Goal of the exercise
Below is a listing to write out in full, exactly as given, without its pictures.

[Collected data entries]
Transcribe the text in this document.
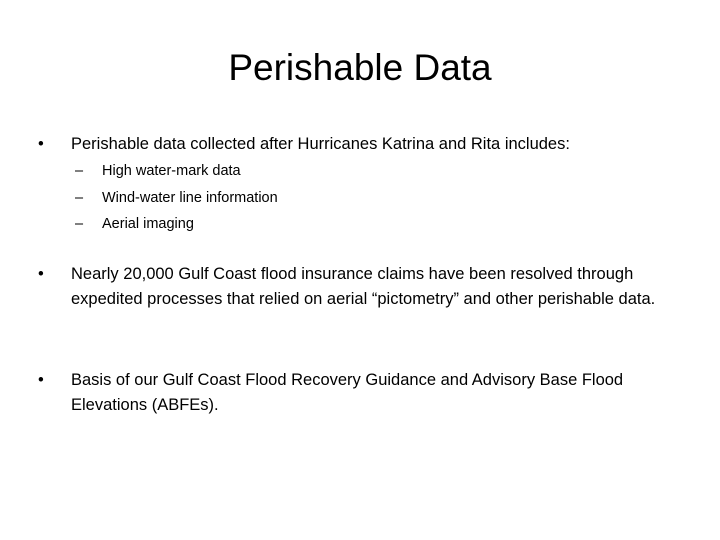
Perishable Data
•	Perishable data collected after Hurricanes Katrina and Rita includes:
– High water-mark data
– Wind-water line information
– Aerial imaging
•	Nearly 20,000 Gulf Coast flood insurance claims have been resolved through expedited processes that relied on aerial “pictometry” and other perishable data.
•	Basis of our Gulf Coast Flood Recovery Guidance and Advisory Base Flood Elevations (ABFEs).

Response below
Transcribe the text in this document.
Perishable Data
•	Perishable data collected after Hurricanes Katrina and Rita includes:
– High water-mark data
– Wind-water line information
– Aerial imaging
•	Nearly 20,000 Gulf Coast flood insurance claims have been resolved through expedited processes that relied on aerial “pictometry” and other perishable data.
•	Basis of our Gulf Coast Flood Recovery Guidance and Advisory Base Flood Elevations (ABFEs).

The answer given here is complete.